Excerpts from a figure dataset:
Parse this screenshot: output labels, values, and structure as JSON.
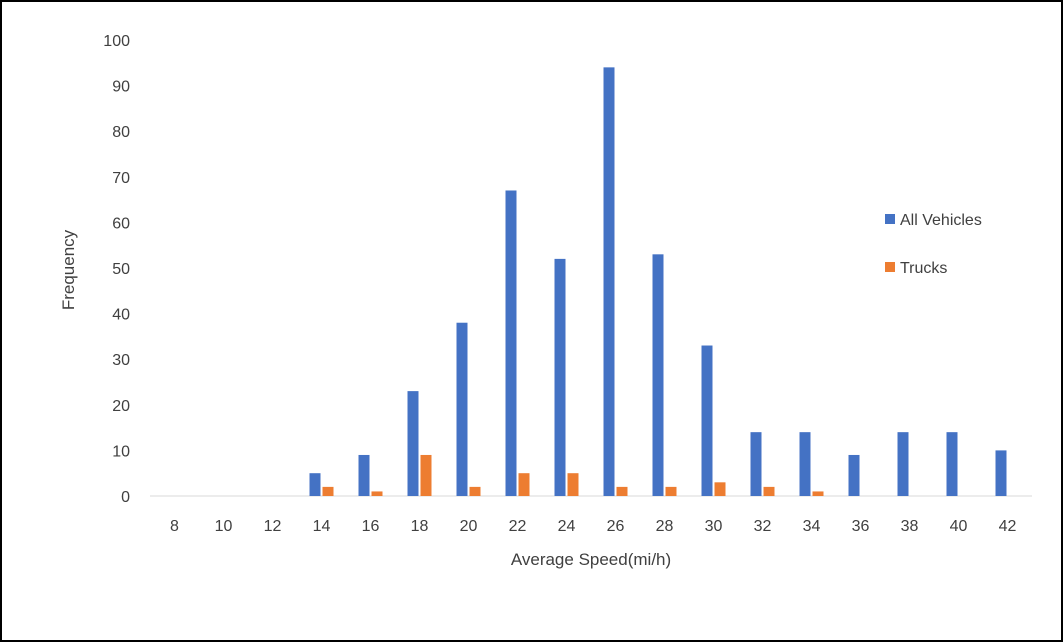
{
  "chart_data": {
    "type": "bar",
    "title": "",
    "xlabel": "Average Speed(mi/h)",
    "ylabel": "Frequency",
    "categories": [
      "8",
      "10",
      "12",
      "14",
      "16",
      "18",
      "20",
      "22",
      "24",
      "26",
      "28",
      "30",
      "32",
      "34",
      "36",
      "38",
      "40",
      "42"
    ],
    "series": [
      {
        "name": "All Vehicles",
        "color": "#4472C4",
        "values": [
          0,
          0,
          0,
          5,
          9,
          23,
          38,
          67,
          52,
          94,
          53,
          33,
          14,
          14,
          9,
          14,
          14,
          10
        ]
      },
      {
        "name": "Trucks",
        "color": "#ED7D31",
        "values": [
          0,
          0,
          0,
          2,
          1,
          9,
          2,
          5,
          5,
          2,
          2,
          3,
          2,
          1,
          0,
          0,
          0,
          0
        ]
      }
    ],
    "ylim": [
      0,
      100
    ],
    "yticks": [
      0,
      10,
      20,
      30,
      40,
      50,
      60,
      70,
      80,
      90,
      100
    ],
    "grid": false,
    "legend": "right"
  }
}
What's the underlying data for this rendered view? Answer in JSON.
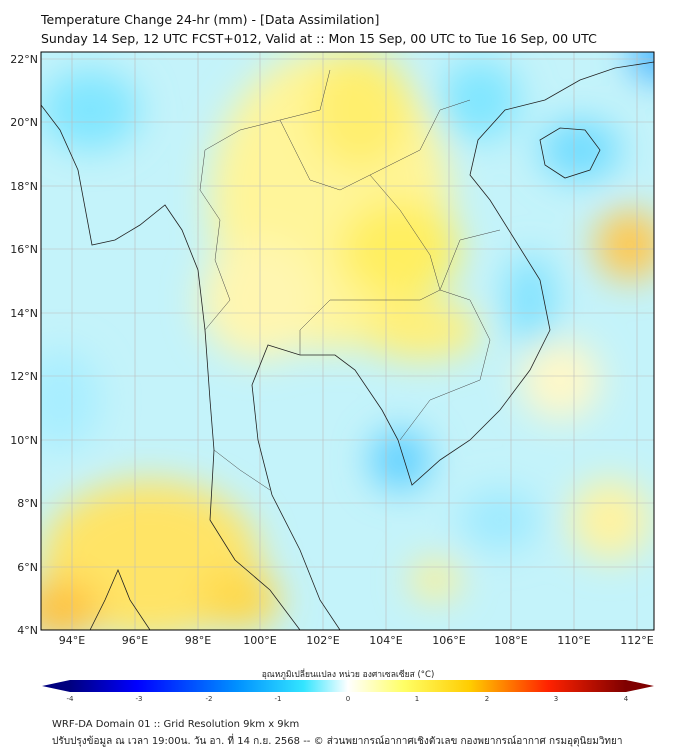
{
  "header": {
    "title": "Temperature Change 24-hr (mm) - [Data Assimilation]",
    "subtitle": "Sunday 14 Sep, 12 UTC FCST+012, Valid at :: Mon 15 Sep, 00 UTC to Tue 16 Sep, 00 UTC"
  },
  "map": {
    "lat_labels": [
      "22°N",
      "20°N",
      "18°N",
      "16°N",
      "14°N",
      "12°N",
      "10°N",
      "8°N",
      "6°N",
      "4°N"
    ],
    "lon_labels": [
      "94°E",
      "96°E",
      "98°E",
      "100°E",
      "102°E",
      "104°E",
      "106°E",
      "108°E",
      "110°E",
      "112°E"
    ]
  },
  "colorbar": {
    "label": "อุณหภูมิเปลี่ยนแปลง หน่วย องศาเซลเซียส (°C)",
    "ticks": [
      "-4",
      "-3",
      "-2",
      "-1",
      "0",
      "1",
      "2",
      "3",
      "4"
    ],
    "colors": [
      "#00007f",
      "#0000ff",
      "#0080ff",
      "#33ddff",
      "#ffffff",
      "#ffff66",
      "#ffcc00",
      "#ff3300",
      "#7f0000"
    ]
  },
  "footer": {
    "line1": "WRF-DA Domain 01 :: Grid Resolution 9km x 9km",
    "line2": "ปรับปรุงข้อมูล ณ เวลา 19:00น. วัน อา. ที่ 14 ก.ย. 2568 -- © ส่วนพยากรณ์อากาศเชิงตัวเลข กองพยากรณ์อากาศ กรมอุตุนิยมวิทยา"
  }
}
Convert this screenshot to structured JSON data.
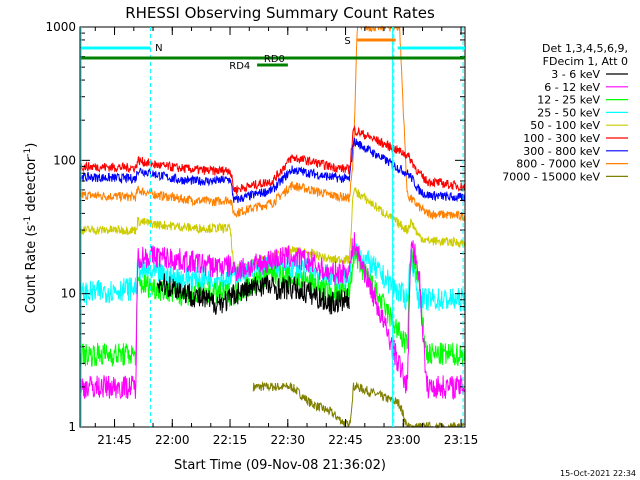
{
  "chart_data": {
    "type": "line",
    "title": "RHESSI Observing Summary Count Rates",
    "xlabel": "Start Time (09-Nov-08 21:36:02)",
    "ylabel_main": "Count Rate (s",
    "ylabel_sup1": "-1",
    "ylabel_mid": " detector",
    "ylabel_sup2": "-1",
    "ylabel_end": ")",
    "yscale": "log",
    "ylim": [
      1,
      1000
    ],
    "xlim_minutes": [
      0,
      100
    ],
    "x_ticks": [
      {
        "label": "21:45",
        "minute": 8.97
      },
      {
        "label": "22:00",
        "minute": 23.97
      },
      {
        "label": "22:15",
        "minute": 38.97
      },
      {
        "label": "22:30",
        "minute": 53.97
      },
      {
        "label": "22:45",
        "minute": 68.97
      },
      {
        "label": "23:00",
        "minute": 83.97
      },
      {
        "label": "23:15",
        "minute": 98.97
      }
    ],
    "y_ticks": [
      {
        "label": "1",
        "value": 1
      },
      {
        "label": "10",
        "value": 10
      },
      {
        "label": "100",
        "value": 100
      },
      {
        "label": "1000",
        "value": 1000
      }
    ],
    "legend": {
      "header1": "Det 1,3,4,5,6,9,",
      "header2": "FDecim 1, Att 0",
      "placement": "right"
    },
    "series": [
      {
        "name": "3 - 6 keV",
        "color": "#000000",
        "points": [
          [
            20,
            12
          ],
          [
            25,
            11
          ],
          [
            30,
            9.5
          ],
          [
            35,
            8.5
          ],
          [
            39,
            9
          ],
          [
            40,
            10
          ],
          [
            45,
            11
          ],
          [
            48,
            12
          ],
          [
            50,
            11
          ],
          [
            55,
            11
          ],
          [
            60,
            10
          ],
          [
            65,
            8.5
          ],
          [
            70,
            9
          ]
        ]
      },
      {
        "name": "6 - 12 keV",
        "color": "#ff00ff",
        "points": [
          [
            0,
            2
          ],
          [
            14.5,
            2
          ],
          [
            15,
            19
          ],
          [
            20,
            19
          ],
          [
            25,
            18
          ],
          [
            30,
            17
          ],
          [
            35,
            16
          ],
          [
            39,
            16
          ],
          [
            40,
            15
          ],
          [
            45,
            16
          ],
          [
            50,
            18
          ],
          [
            55,
            19
          ],
          [
            60,
            17
          ],
          [
            65,
            14
          ],
          [
            70,
            15
          ],
          [
            71,
            25
          ],
          [
            85,
            2
          ],
          [
            86,
            25
          ],
          [
            88,
            15
          ],
          [
            90,
            2
          ],
          [
            100,
            2
          ]
        ]
      },
      {
        "name": "12 - 25 keV",
        "color": "#00ff00",
        "points": [
          [
            0,
            3.5
          ],
          [
            14.5,
            3.5
          ],
          [
            15,
            12
          ],
          [
            20,
            11
          ],
          [
            25,
            10
          ],
          [
            30,
            10
          ],
          [
            35,
            10
          ],
          [
            39,
            10
          ],
          [
            40,
            10
          ],
          [
            45,
            12
          ],
          [
            50,
            14
          ],
          [
            55,
            13
          ],
          [
            60,
            12
          ],
          [
            65,
            10
          ],
          [
            70,
            10
          ],
          [
            71,
            20
          ],
          [
            85,
            4
          ],
          [
            86,
            20
          ],
          [
            88,
            12
          ],
          [
            90,
            3.5
          ],
          [
            100,
            3.5
          ]
        ]
      },
      {
        "name": "25 - 50 keV",
        "color": "#00ffff",
        "points": [
          [
            0,
            10
          ],
          [
            14.5,
            11
          ],
          [
            15,
            15
          ],
          [
            20,
            14
          ],
          [
            25,
            13
          ],
          [
            30,
            13
          ],
          [
            35,
            13
          ],
          [
            39,
            13
          ],
          [
            40,
            14
          ],
          [
            45,
            15
          ],
          [
            50,
            16
          ],
          [
            55,
            16
          ],
          [
            60,
            15
          ],
          [
            65,
            13
          ],
          [
            70,
            13
          ],
          [
            71,
            22
          ],
          [
            85,
            9
          ],
          [
            86,
            20
          ],
          [
            88,
            9
          ],
          [
            90,
            9
          ],
          [
            100,
            9
          ]
        ]
      },
      {
        "name": "50 - 100 keV",
        "color": "#cccc00",
        "points": [
          [
            0,
            30
          ],
          [
            14.5,
            30
          ],
          [
            15,
            35
          ],
          [
            20,
            33
          ],
          [
            25,
            32
          ],
          [
            30,
            31
          ],
          [
            35,
            31
          ],
          [
            39,
            31
          ],
          [
            40,
            15
          ],
          [
            45,
            17
          ],
          [
            50,
            19
          ],
          [
            55,
            21
          ],
          [
            60,
            20
          ],
          [
            65,
            18
          ],
          [
            70,
            18
          ],
          [
            71,
            60
          ],
          [
            85,
            30
          ],
          [
            86,
            35
          ],
          [
            88,
            27
          ],
          [
            90,
            25
          ],
          [
            100,
            24
          ]
        ]
      },
      {
        "name": "100 - 300 keV",
        "color": "#ff0000",
        "points": [
          [
            0,
            90
          ],
          [
            14.5,
            88
          ],
          [
            15,
            100
          ],
          [
            20,
            92
          ],
          [
            25,
            88
          ],
          [
            30,
            85
          ],
          [
            35,
            83
          ],
          [
            39,
            85
          ],
          [
            40,
            60
          ],
          [
            45,
            65
          ],
          [
            50,
            70
          ],
          [
            55,
            105
          ],
          [
            60,
            98
          ],
          [
            65,
            90
          ],
          [
            70,
            85
          ],
          [
            71,
            170
          ],
          [
            85,
            110
          ],
          [
            86,
            100
          ],
          [
            88,
            80
          ],
          [
            90,
            70
          ],
          [
            100,
            63
          ]
        ]
      },
      {
        "name": "300 - 800 keV",
        "color": "#0000ff",
        "points": [
          [
            0,
            75
          ],
          [
            14.5,
            73
          ],
          [
            15,
            85
          ],
          [
            20,
            78
          ],
          [
            25,
            72
          ],
          [
            30,
            70
          ],
          [
            35,
            70
          ],
          [
            39,
            72
          ],
          [
            40,
            50
          ],
          [
            45,
            55
          ],
          [
            50,
            60
          ],
          [
            55,
            85
          ],
          [
            60,
            80
          ],
          [
            65,
            75
          ],
          [
            70,
            72
          ],
          [
            71,
            140
          ],
          [
            85,
            80
          ],
          [
            86,
            75
          ],
          [
            88,
            60
          ],
          [
            90,
            55
          ],
          [
            100,
            52
          ]
        ]
      },
      {
        "name": "800 - 7000 keV",
        "color": "#ff8000",
        "points": [
          [
            0,
            55
          ],
          [
            14.5,
            53
          ],
          [
            15,
            60
          ],
          [
            20,
            55
          ],
          [
            25,
            52
          ],
          [
            30,
            50
          ],
          [
            35,
            49
          ],
          [
            39,
            51
          ],
          [
            40,
            40
          ],
          [
            45,
            44
          ],
          [
            50,
            48
          ],
          [
            55,
            65
          ],
          [
            60,
            60
          ],
          [
            65,
            55
          ],
          [
            70,
            52
          ],
          [
            71,
            100
          ],
          [
            72,
            1000
          ],
          [
            83,
            1000
          ],
          [
            85,
            55
          ],
          [
            88,
            45
          ],
          [
            90,
            40
          ],
          [
            100,
            38
          ]
        ]
      },
      {
        "name": "7000 - 15000 keV",
        "color": "#808000",
        "points": [
          [
            45,
            2
          ],
          [
            55,
            2
          ],
          [
            60,
            1.5
          ],
          [
            65,
            1.3
          ],
          [
            70,
            1
          ],
          [
            71,
            2
          ],
          [
            72,
            2
          ],
          [
            83,
            1.5
          ],
          [
            85,
            1
          ],
          [
            100,
            1
          ]
        ]
      }
    ],
    "annotations": [
      {
        "text": "N",
        "color": "#00ffff"
      },
      {
        "text": "RD0",
        "color": "#008000"
      },
      {
        "text": "RD4",
        "color": "#008000"
      },
      {
        "text": "S",
        "color": "#ff8000"
      }
    ],
    "timestamp": "15-Oct-2021 22:34"
  }
}
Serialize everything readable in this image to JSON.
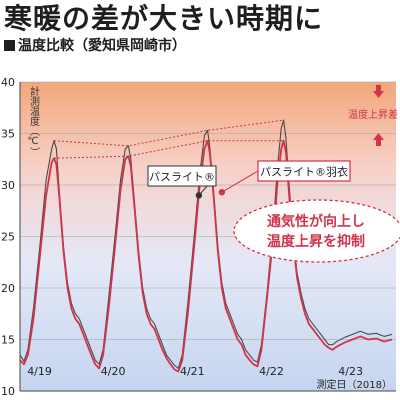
{
  "headline": "寒暖の差が大きい時期に",
  "chart_data": {
    "type": "line",
    "title": "温度比較（愛知県岡崎市）",
    "ylabel": "計測温度（℃）",
    "ylim": [
      10,
      40
    ],
    "xlim": [
      0,
      4.75
    ],
    "y_ticks": [
      10,
      15,
      20,
      25,
      30,
      35,
      40
    ],
    "x_ticks": [
      {
        "label": "4/19",
        "x": 0.07
      },
      {
        "label": "4/20",
        "x": 1.0
      },
      {
        "label": "4/21",
        "x": 2.0
      },
      {
        "label": "4/22",
        "x": 3.0
      },
      {
        "label": "4/23",
        "x": 4.0
      }
    ],
    "grid": "horizontal",
    "background": "vertical-gradient-orange-to-blue",
    "series": [
      {
        "name": "パスライト®",
        "color": "#4a4a4a",
        "points": [
          [
            0.0,
            13.5
          ],
          [
            0.05,
            12.9
          ],
          [
            0.1,
            14.0
          ],
          [
            0.17,
            18.0
          ],
          [
            0.25,
            24.0
          ],
          [
            0.33,
            30.5
          ],
          [
            0.4,
            33.5
          ],
          [
            0.43,
            34.3
          ],
          [
            0.46,
            33.5
          ],
          [
            0.5,
            29.0
          ],
          [
            0.55,
            24.0
          ],
          [
            0.6,
            20.5
          ],
          [
            0.65,
            18.5
          ],
          [
            0.7,
            17.5
          ],
          [
            0.75,
            17.0
          ],
          [
            0.8,
            16.0
          ],
          [
            0.85,
            15.0
          ],
          [
            0.9,
            14.0
          ],
          [
            0.95,
            13.0
          ],
          [
            1.0,
            12.6
          ],
          [
            1.05,
            14.0
          ],
          [
            1.12,
            19.0
          ],
          [
            1.2,
            25.0
          ],
          [
            1.27,
            30.5
          ],
          [
            1.33,
            33.5
          ],
          [
            1.37,
            33.8
          ],
          [
            1.4,
            32.5
          ],
          [
            1.45,
            28.0
          ],
          [
            1.5,
            23.5
          ],
          [
            1.55,
            20.0
          ],
          [
            1.6,
            18.0
          ],
          [
            1.65,
            17.0
          ],
          [
            1.7,
            16.5
          ],
          [
            1.75,
            15.5
          ],
          [
            1.8,
            14.5
          ],
          [
            1.85,
            13.5
          ],
          [
            1.9,
            13.0
          ],
          [
            1.95,
            12.5
          ],
          [
            2.0,
            12.2
          ],
          [
            2.05,
            13.5
          ],
          [
            2.12,
            18.5
          ],
          [
            2.2,
            25.0
          ],
          [
            2.27,
            31.0
          ],
          [
            2.33,
            34.8
          ],
          [
            2.37,
            35.3
          ],
          [
            2.4,
            33.5
          ],
          [
            2.45,
            29.0
          ],
          [
            2.5,
            24.0
          ],
          [
            2.55,
            20.5
          ],
          [
            2.6,
            18.5
          ],
          [
            2.65,
            17.5
          ],
          [
            2.7,
            16.5
          ],
          [
            2.75,
            15.5
          ],
          [
            2.8,
            15.0
          ],
          [
            2.85,
            14.0
          ],
          [
            2.9,
            13.5
          ],
          [
            2.95,
            13.0
          ],
          [
            3.0,
            12.8
          ],
          [
            3.05,
            14.5
          ],
          [
            3.12,
            19.5
          ],
          [
            3.2,
            26.0
          ],
          [
            3.25,
            31.5
          ],
          [
            3.3,
            35.5
          ],
          [
            3.33,
            36.3
          ],
          [
            3.36,
            34.5
          ],
          [
            3.4,
            30.0
          ],
          [
            3.45,
            25.0
          ],
          [
            3.5,
            21.5
          ],
          [
            3.55,
            19.5
          ],
          [
            3.6,
            18.0
          ],
          [
            3.65,
            17.0
          ],
          [
            3.7,
            16.5
          ],
          [
            3.75,
            16.0
          ],
          [
            3.8,
            15.5
          ],
          [
            3.85,
            15.0
          ],
          [
            3.9,
            14.5
          ],
          [
            3.95,
            14.5
          ],
          [
            4.0,
            14.8
          ],
          [
            4.1,
            15.2
          ],
          [
            4.2,
            15.5
          ],
          [
            4.3,
            15.8
          ],
          [
            4.4,
            15.5
          ],
          [
            4.5,
            15.6
          ],
          [
            4.6,
            15.3
          ],
          [
            4.7,
            15.5
          ]
        ]
      },
      {
        "name": "パスライト®羽衣",
        "color": "#d2334a",
        "points": [
          [
            0.0,
            13.0
          ],
          [
            0.05,
            12.6
          ],
          [
            0.1,
            13.5
          ],
          [
            0.17,
            17.0
          ],
          [
            0.25,
            23.0
          ],
          [
            0.33,
            29.0
          ],
          [
            0.4,
            32.2
          ],
          [
            0.43,
            32.6
          ],
          [
            0.46,
            32.0
          ],
          [
            0.5,
            28.5
          ],
          [
            0.55,
            23.5
          ],
          [
            0.6,
            20.0
          ],
          [
            0.65,
            18.0
          ],
          [
            0.7,
            17.0
          ],
          [
            0.75,
            16.5
          ],
          [
            0.8,
            15.5
          ],
          [
            0.85,
            14.5
          ],
          [
            0.9,
            13.5
          ],
          [
            0.95,
            12.6
          ],
          [
            1.0,
            12.2
          ],
          [
            1.05,
            13.5
          ],
          [
            1.12,
            18.0
          ],
          [
            1.2,
            24.0
          ],
          [
            1.27,
            29.5
          ],
          [
            1.33,
            32.5
          ],
          [
            1.37,
            32.8
          ],
          [
            1.4,
            31.8
          ],
          [
            1.45,
            27.5
          ],
          [
            1.5,
            23.0
          ],
          [
            1.55,
            19.5
          ],
          [
            1.6,
            17.5
          ],
          [
            1.65,
            16.5
          ],
          [
            1.7,
            16.0
          ],
          [
            1.75,
            15.0
          ],
          [
            1.8,
            14.0
          ],
          [
            1.85,
            13.2
          ],
          [
            1.9,
            12.6
          ],
          [
            1.95,
            12.1
          ],
          [
            2.0,
            11.9
          ],
          [
            2.05,
            13.0
          ],
          [
            2.12,
            17.5
          ],
          [
            2.2,
            24.0
          ],
          [
            2.27,
            30.0
          ],
          [
            2.33,
            33.5
          ],
          [
            2.37,
            34.3
          ],
          [
            2.4,
            33.0
          ],
          [
            2.45,
            28.5
          ],
          [
            2.5,
            23.5
          ],
          [
            2.55,
            20.0
          ],
          [
            2.6,
            18.0
          ],
          [
            2.65,
            17.0
          ],
          [
            2.7,
            16.0
          ],
          [
            2.75,
            15.0
          ],
          [
            2.8,
            14.5
          ],
          [
            2.85,
            13.5
          ],
          [
            2.9,
            13.0
          ],
          [
            2.95,
            12.6
          ],
          [
            3.0,
            12.4
          ],
          [
            3.05,
            14.0
          ],
          [
            3.12,
            19.0
          ],
          [
            3.2,
            25.0
          ],
          [
            3.25,
            30.0
          ],
          [
            3.3,
            33.5
          ],
          [
            3.33,
            34.3
          ],
          [
            3.36,
            33.2
          ],
          [
            3.4,
            29.0
          ],
          [
            3.45,
            24.5
          ],
          [
            3.5,
            21.0
          ],
          [
            3.55,
            19.0
          ],
          [
            3.6,
            17.5
          ],
          [
            3.65,
            16.5
          ],
          [
            3.7,
            16.0
          ],
          [
            3.75,
            15.5
          ],
          [
            3.8,
            15.0
          ],
          [
            3.85,
            14.5
          ],
          [
            3.9,
            14.2
          ],
          [
            3.95,
            14.0
          ],
          [
            4.0,
            14.3
          ],
          [
            4.1,
            14.7
          ],
          [
            4.2,
            15.0
          ],
          [
            4.3,
            15.3
          ],
          [
            4.4,
            15.0
          ],
          [
            4.5,
            15.1
          ],
          [
            4.6,
            14.8
          ],
          [
            4.7,
            15.0
          ]
        ]
      }
    ],
    "peak_guides": {
      "upper": [
        [
          0.43,
          34.3
        ],
        [
          1.37,
          33.8
        ],
        [
          2.37,
          35.3
        ],
        [
          3.33,
          36.3
        ]
      ],
      "lower": [
        [
          0.43,
          32.6
        ],
        [
          1.37,
          32.8
        ],
        [
          2.37,
          34.3
        ],
        [
          3.33,
          34.3
        ]
      ]
    },
    "annotations": {
      "legend_label_1": "パスライト®",
      "legend_label_2": "パスライト®羽衣",
      "legend_point_1": [
        2.26,
        29.0
      ],
      "legend_point_2": [
        2.55,
        29.3
      ],
      "rise_gap_label": "温度上昇差",
      "callout_line_1": "通気性が向上し",
      "callout_line_2": "温度上昇を抑制",
      "source_note": "測定日（2018）"
    }
  }
}
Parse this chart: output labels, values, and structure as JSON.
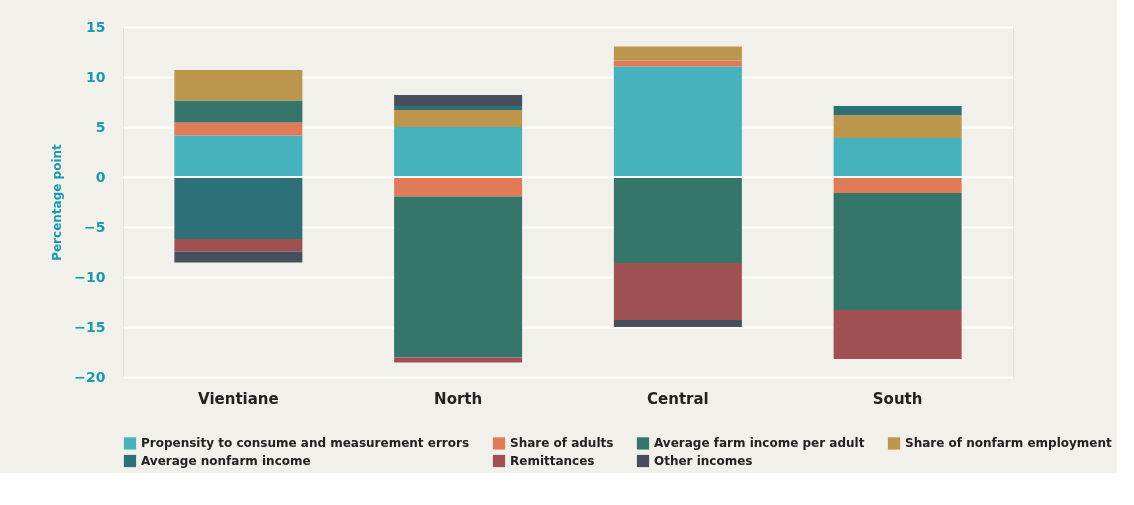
{
  "chart_data": {
    "type": "bar",
    "stacked": true,
    "ylabel": "Percentage point",
    "categories": [
      "Vientiane",
      "North",
      "Central",
      "South"
    ],
    "series": [
      {
        "name": "Propensity to consume and measurement errors",
        "color": "#45b2bd",
        "values": [
          4.15,
          5.0,
          11.05,
          3.9
        ]
      },
      {
        "name": "Share of adults",
        "color": "#df7b57",
        "values": [
          1.3,
          -1.95,
          0.6,
          -1.6
        ]
      },
      {
        "name": "Average farm income per adult",
        "color": "#36756a",
        "values": [
          2.2,
          -16.1,
          -8.6,
          -11.7
        ]
      },
      {
        "name": "Share of nonfarm employment",
        "color": "#bb964c",
        "values": [
          3.05,
          1.7,
          1.4,
          2.3
        ]
      },
      {
        "name": "Average nonfarm income",
        "color": "#2e7078",
        "values": [
          -6.2,
          0.4,
          null,
          0.9
        ]
      },
      {
        "name": "Remittances",
        "color": "#9f5152",
        "values": [
          -1.25,
          -0.5,
          -5.7,
          -4.9
        ]
      },
      {
        "name": "Other incomes",
        "color": "#474f5e",
        "values": [
          -1.1,
          1.1,
          -0.7,
          null
        ]
      }
    ],
    "ylim": [
      -20,
      15
    ],
    "yticks": [
      -20,
      -15,
      -10,
      -5,
      0,
      5,
      10,
      15
    ],
    "grid": "y",
    "legend": "bottom",
    "ref_lines": [
      {
        "axis": "y",
        "value": 0,
        "color": "#ffffff"
      }
    ]
  }
}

__Given exercise__: Find the word "screenshot" in the records and pull out each line that has it.

__Correct response__:
Parse this screenshot: output labels, values, and structure as JSON.
Convert this screenshot to structured JSON data.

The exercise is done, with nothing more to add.